== Brano di origine
Come il Padre ha amato me, anche io ho amato voi. Rimanete nel mio amore”. La parola d’ordine di domenica scorsa era “rimanere”. Quella di quest’oggi è amore/amare, che troviamo ben 19 volte nelle letture (9 nel vangelo, 9 nella seconda lettura e 1 nel salmo) e più di una trentina di volte nella bocca di Gesù nel suo discorso di congedo. Nel greco (lingua in cui è stato scritto il nuovo testamento) troviamo un lessico molto ricco per esprimere l’amore/amare, con una grande varietà di sfumature, ma si adoperavano principalmente tre termini: eros, philia e agape.

  • Eros (έρως) è, per lo più, l’amore sensuale, passionale, sessuale;
  • Philia (φιλία) è l’amore di affetto, di amicizia, vicendevole, ricambiato tra amici;
  • Agape (αγάπη) è l’amore gratuito, disinteressato, incondizionato, altruistico, oblativo, smisurato e, quindi, spesso associato ad un amore spirituale. In latino viene tradotto con caritas.

Questo termine “agape”, piuttosto raro nel greco classico, è quello adottato dalla Sacra Scrittura per descrivere l’amore di Dio e la carità fraterna. Agape è la perfezione e sublimazione dell’amore. Nel nuovo testamento la radice di questo termine greco ricorre 320 volte (Gianfranco Ravasi). Agape è diventato l’espressione caratteristica della concezione cristiana dell’amore.

Ogni cristiano sa che “Dio è amore” (1Giovanni 4,7-10, seconda lettura) e che “Tutta la Legge trova la sua pienezza in un solo precetto: Amerai…” (Galati 5,14). L’amore smisurato a Dio e ai fratelli fa dire a Sant’Agostino: “Felice chi ama te, l’amico in te, il nemico per te.” (Confessioni, IV,9).
====
== Sezione dati
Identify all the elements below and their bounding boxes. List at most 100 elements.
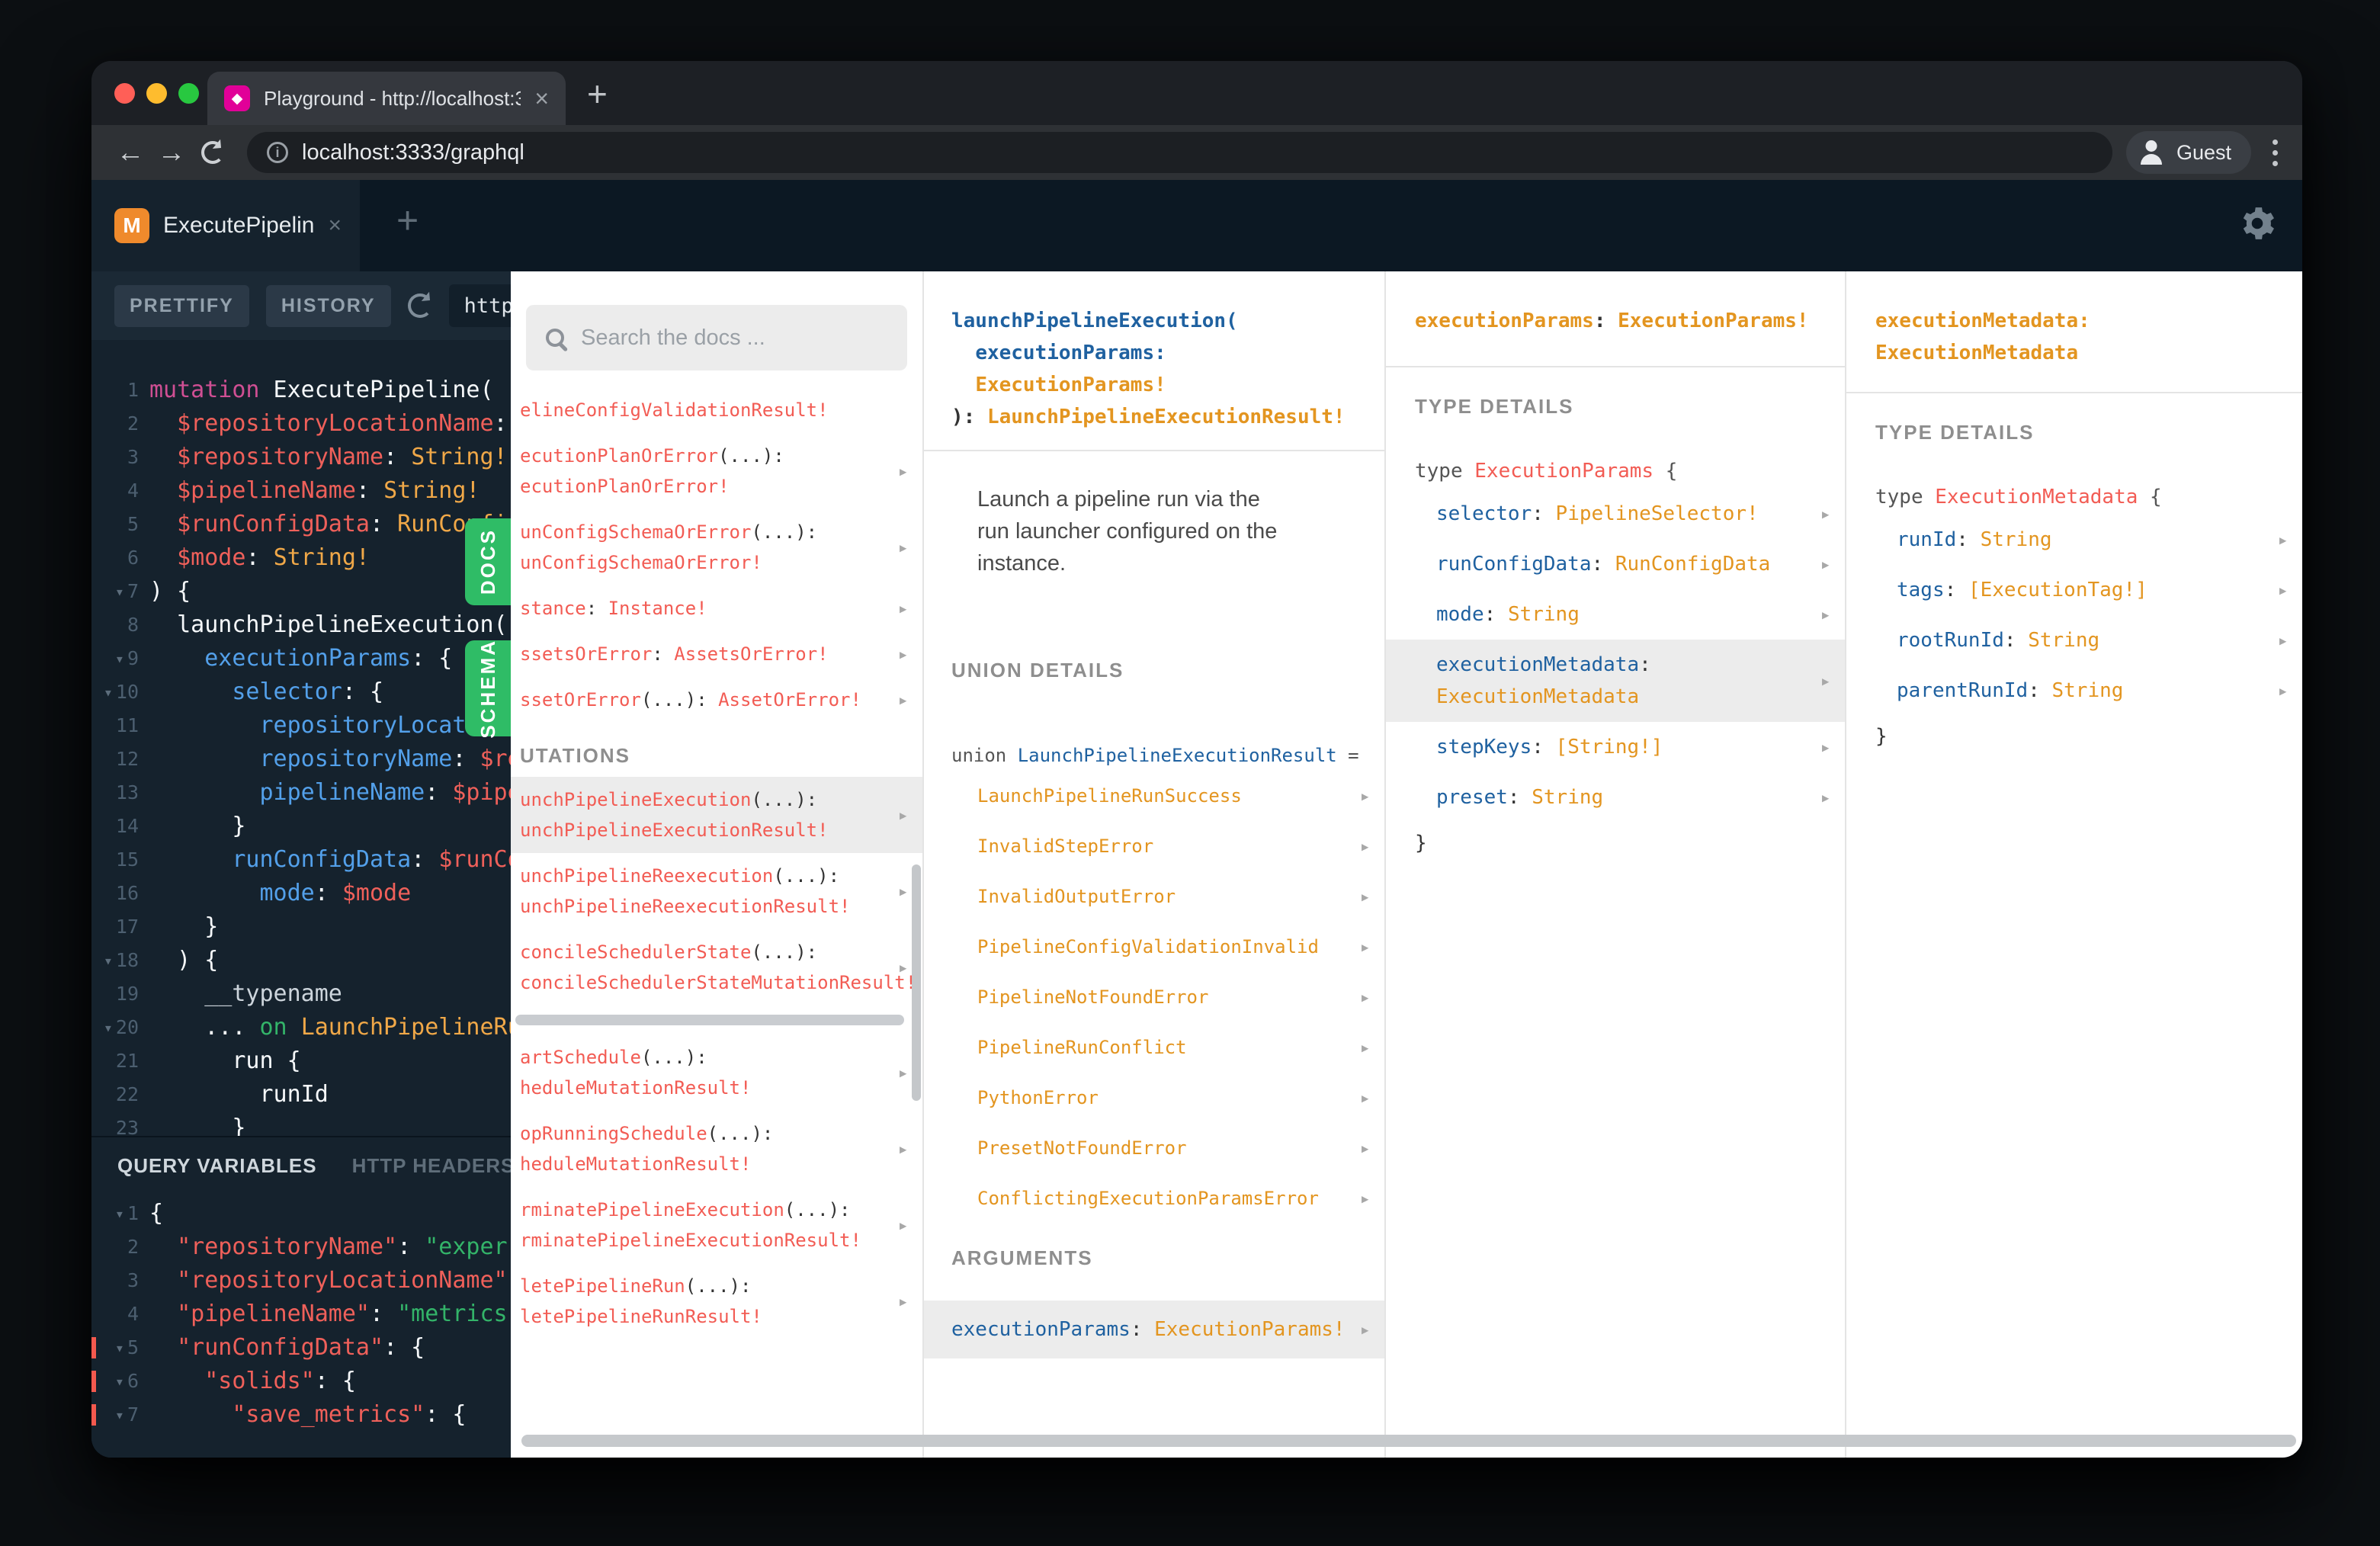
====
### Compito assegnato
Prosegui il brano sull'amore e sull'agape, riprendendo subito dopo la citazione di Sant'Agostino.

### Risultato esercizio
La parola “amore” è tanto usata ed abusata, sia nel linguaggio comune come nel nostro ambito ecclesiale, quanto logora. Credo che ci farebbe bene “fare digiuno” di questa parola per tentare di riscoprire il suo sapore genuino, andato perduto. A forza di parlare d’amore ci possiamo illudere di sapere amare. “Non si diventa ubriachi sentendo parlare di vino” (Isacco il Siro). Più che parlarne cerchiamo di lasciare che questa parola risuoni in noi, si renda “vera” per noi, per stupirci, meravigliarci, emozionarci fino alle lacrime: “Gesù, sapendo che era venuta la sua ora di passare da questo mondo al Padre, avendo amato i suoi che erano nel mondo, li amò fino alla fine” (Giovanni 13,1, introduzione al discorso di addio). Accogliamo questo amore traboccante, senza resistenze, e lasciamoci travolgere da questo fiume in piena!

Il Comandamento

Questo è il mio comandamento: che vi amiate gli uni gli altri come io ho amato voi.”; “Questo vi comando: che vi amiate gli uni gli altri”. Strano a dirlo, la seconda “parola” che ricorre più spesso nel brano del vangelo di oggi è comandamento/comando. Ma si può comandare al cuore?! Sì e no! L’amore è dono, ma anche impegno, un’adesione e una decisione della volontà. Si può scegliere di vivere nell’amore o nel disamore, nell’indifferenza e perfino nell’odio. Questa scelta si fa spesso in modo inconscio.

Mentre l’amore eros è spontaneo e istintivo, l’amore agape, invece, va voluto e desiderato e, pertanto, “comandato” dalla ragione. Esso non sarà mai “naturale”. Ecco cosa intende Gesù con il suo “comandamento nuovo”!

Il Padre

Come il Padre ha amato me, anche io ho amato voi”. Il “Padre” appare qui quattro volte e più di una cinquantina nei capitoli 13-17. Gesù parla del Padre con amore e tenerezza, con l’esaltazione di un innamorato, e vorrebbe trasmetterci questa sua passione. È il Padre che si inginocchia davanti a noi, suoi figli, per lavarci i piedi, perché “chi ha visto me ha visto il Padre!”. È il Padre che, per l’unzione dello Spirito, rende belli i piedi dei suoi figli chiamati ad annunziare il Vangelo: “Come sono belli sui monti i piedi del messaggero che annuncia la pace, del messaggero di buone notizie.” (Isaia 52,7). Tutti i giorni invochiamo Dio come Padre, ma quanto la nostra immagine di Dio è stata evangelizzata? La peggiore conseguenza del peccato è quella di distorcere la nostra idea di Dio, che da Padre diventa padrone e giudice!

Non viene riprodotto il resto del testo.